What the task asks >> In the entries that follow, find the word "Media" and report each line it is on.

Exercise materials >>

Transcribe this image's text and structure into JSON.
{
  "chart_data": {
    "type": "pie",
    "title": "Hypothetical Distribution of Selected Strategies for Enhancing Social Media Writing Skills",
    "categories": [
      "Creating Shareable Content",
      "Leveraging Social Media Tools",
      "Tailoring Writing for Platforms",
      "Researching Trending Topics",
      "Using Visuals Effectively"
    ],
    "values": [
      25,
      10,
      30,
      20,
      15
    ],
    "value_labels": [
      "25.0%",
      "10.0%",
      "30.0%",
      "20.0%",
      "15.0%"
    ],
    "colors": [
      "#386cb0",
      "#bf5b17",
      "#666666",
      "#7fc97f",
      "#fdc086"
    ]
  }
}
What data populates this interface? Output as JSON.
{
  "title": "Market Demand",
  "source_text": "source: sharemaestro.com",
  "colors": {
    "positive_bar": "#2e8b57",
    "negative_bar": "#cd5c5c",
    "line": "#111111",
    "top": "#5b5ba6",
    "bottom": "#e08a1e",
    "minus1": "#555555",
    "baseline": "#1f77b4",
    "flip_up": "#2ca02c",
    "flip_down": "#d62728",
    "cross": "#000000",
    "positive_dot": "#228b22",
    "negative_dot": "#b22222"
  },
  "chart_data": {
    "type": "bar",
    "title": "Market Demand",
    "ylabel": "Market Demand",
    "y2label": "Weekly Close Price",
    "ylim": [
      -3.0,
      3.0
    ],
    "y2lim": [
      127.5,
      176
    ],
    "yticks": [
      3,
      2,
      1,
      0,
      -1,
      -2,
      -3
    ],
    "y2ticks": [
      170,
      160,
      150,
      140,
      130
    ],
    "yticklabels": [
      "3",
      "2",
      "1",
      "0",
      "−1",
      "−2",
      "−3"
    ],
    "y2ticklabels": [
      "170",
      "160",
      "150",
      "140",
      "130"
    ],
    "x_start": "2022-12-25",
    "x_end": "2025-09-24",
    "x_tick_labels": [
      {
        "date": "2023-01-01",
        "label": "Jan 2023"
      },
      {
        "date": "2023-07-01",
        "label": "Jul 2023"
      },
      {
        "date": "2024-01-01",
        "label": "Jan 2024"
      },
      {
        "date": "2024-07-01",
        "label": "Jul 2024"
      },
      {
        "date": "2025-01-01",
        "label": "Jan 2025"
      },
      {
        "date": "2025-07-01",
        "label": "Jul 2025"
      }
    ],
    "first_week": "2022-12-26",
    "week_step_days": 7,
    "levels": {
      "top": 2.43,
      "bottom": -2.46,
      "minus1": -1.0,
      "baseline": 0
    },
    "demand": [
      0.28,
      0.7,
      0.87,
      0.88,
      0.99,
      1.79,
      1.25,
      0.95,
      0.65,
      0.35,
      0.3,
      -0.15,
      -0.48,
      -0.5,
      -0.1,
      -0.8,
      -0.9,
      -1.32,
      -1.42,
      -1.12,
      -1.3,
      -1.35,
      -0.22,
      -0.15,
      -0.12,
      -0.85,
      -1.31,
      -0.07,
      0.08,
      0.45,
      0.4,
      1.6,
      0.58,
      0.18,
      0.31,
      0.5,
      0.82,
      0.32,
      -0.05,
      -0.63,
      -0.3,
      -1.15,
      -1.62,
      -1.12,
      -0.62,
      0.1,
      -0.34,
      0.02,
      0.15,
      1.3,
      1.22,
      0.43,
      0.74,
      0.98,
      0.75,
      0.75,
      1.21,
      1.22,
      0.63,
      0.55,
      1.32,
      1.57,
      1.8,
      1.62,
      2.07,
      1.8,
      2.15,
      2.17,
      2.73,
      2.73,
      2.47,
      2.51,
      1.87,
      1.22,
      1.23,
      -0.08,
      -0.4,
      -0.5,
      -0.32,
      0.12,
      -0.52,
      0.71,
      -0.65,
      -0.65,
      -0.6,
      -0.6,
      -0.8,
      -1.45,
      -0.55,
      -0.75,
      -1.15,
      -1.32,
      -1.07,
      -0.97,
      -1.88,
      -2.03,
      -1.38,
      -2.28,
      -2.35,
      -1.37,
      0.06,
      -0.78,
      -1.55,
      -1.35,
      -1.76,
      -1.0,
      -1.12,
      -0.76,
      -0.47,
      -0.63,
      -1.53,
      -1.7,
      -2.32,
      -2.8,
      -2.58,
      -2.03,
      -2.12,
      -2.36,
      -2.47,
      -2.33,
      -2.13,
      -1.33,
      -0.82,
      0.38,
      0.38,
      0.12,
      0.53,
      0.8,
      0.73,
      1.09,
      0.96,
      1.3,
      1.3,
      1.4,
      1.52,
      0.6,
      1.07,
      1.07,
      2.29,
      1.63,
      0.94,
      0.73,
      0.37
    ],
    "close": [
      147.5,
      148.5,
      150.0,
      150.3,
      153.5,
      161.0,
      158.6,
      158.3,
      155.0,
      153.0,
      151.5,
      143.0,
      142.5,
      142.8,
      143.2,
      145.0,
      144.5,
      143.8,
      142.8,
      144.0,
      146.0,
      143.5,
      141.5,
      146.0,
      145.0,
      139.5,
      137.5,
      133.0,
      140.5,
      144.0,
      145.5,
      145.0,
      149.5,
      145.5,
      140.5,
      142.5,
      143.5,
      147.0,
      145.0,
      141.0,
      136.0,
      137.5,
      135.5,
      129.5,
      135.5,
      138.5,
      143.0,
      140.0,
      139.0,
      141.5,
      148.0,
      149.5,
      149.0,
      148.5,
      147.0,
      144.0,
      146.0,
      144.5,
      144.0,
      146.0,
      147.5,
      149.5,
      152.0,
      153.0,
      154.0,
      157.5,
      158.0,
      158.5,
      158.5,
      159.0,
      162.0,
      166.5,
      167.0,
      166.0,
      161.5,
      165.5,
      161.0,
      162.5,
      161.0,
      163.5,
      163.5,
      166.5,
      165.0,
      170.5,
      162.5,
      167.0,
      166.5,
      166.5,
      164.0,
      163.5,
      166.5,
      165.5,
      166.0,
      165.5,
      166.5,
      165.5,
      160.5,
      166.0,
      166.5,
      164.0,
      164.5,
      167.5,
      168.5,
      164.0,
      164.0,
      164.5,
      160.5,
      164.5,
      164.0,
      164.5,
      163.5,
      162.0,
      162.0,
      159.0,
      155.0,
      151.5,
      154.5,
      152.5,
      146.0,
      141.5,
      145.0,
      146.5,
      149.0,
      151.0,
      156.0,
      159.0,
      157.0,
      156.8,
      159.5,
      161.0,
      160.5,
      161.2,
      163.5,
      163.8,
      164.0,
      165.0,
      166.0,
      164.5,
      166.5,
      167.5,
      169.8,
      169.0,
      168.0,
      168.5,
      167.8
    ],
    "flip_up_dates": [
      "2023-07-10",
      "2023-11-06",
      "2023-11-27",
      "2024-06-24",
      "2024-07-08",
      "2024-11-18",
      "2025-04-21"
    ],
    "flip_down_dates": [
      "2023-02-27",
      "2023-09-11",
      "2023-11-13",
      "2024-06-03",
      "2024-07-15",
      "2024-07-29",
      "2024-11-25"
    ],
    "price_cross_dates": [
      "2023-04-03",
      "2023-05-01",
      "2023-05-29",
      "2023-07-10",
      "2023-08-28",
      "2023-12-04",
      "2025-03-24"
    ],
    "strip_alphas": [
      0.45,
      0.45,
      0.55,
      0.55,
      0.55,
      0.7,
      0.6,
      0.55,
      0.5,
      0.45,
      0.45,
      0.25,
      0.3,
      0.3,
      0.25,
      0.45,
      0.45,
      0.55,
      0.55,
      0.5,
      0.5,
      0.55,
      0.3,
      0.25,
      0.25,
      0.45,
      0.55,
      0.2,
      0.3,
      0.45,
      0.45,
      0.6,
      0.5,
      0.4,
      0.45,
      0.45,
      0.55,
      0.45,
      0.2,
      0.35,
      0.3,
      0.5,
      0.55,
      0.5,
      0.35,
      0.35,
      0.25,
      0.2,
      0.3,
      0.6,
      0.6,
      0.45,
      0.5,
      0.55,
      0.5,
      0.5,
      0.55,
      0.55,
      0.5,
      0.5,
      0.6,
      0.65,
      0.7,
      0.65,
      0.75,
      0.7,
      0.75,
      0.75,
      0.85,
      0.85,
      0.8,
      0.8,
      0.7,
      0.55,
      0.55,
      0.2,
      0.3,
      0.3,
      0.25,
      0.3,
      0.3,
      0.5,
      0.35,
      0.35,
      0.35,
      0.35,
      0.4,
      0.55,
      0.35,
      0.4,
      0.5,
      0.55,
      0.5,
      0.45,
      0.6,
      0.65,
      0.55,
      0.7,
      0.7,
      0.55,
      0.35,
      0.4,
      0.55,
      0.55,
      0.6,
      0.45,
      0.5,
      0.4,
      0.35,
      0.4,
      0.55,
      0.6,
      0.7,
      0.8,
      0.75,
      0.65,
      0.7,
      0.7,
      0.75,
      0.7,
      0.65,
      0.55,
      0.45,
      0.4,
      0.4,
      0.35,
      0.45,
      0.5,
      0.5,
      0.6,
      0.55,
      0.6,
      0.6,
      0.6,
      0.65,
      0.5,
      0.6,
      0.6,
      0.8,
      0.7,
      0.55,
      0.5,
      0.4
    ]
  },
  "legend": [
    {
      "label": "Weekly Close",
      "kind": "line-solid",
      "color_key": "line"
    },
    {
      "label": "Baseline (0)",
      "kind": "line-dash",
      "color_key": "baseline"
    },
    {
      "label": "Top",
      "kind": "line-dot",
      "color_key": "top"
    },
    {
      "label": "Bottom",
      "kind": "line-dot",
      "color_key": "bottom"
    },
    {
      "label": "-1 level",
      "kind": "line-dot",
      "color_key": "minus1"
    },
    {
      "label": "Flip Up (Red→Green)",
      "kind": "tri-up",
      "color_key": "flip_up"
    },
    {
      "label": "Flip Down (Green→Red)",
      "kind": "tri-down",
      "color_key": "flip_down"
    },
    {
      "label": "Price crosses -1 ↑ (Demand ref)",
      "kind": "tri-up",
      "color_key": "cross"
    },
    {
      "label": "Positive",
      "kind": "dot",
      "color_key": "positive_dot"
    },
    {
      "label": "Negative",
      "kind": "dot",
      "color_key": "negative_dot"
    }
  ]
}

Exercise response >>
    "title": "Hypothetical Distribution of Selected Strategies for Enhancing Social Media Writing Skills",
      "Leveraging Social Media Tools",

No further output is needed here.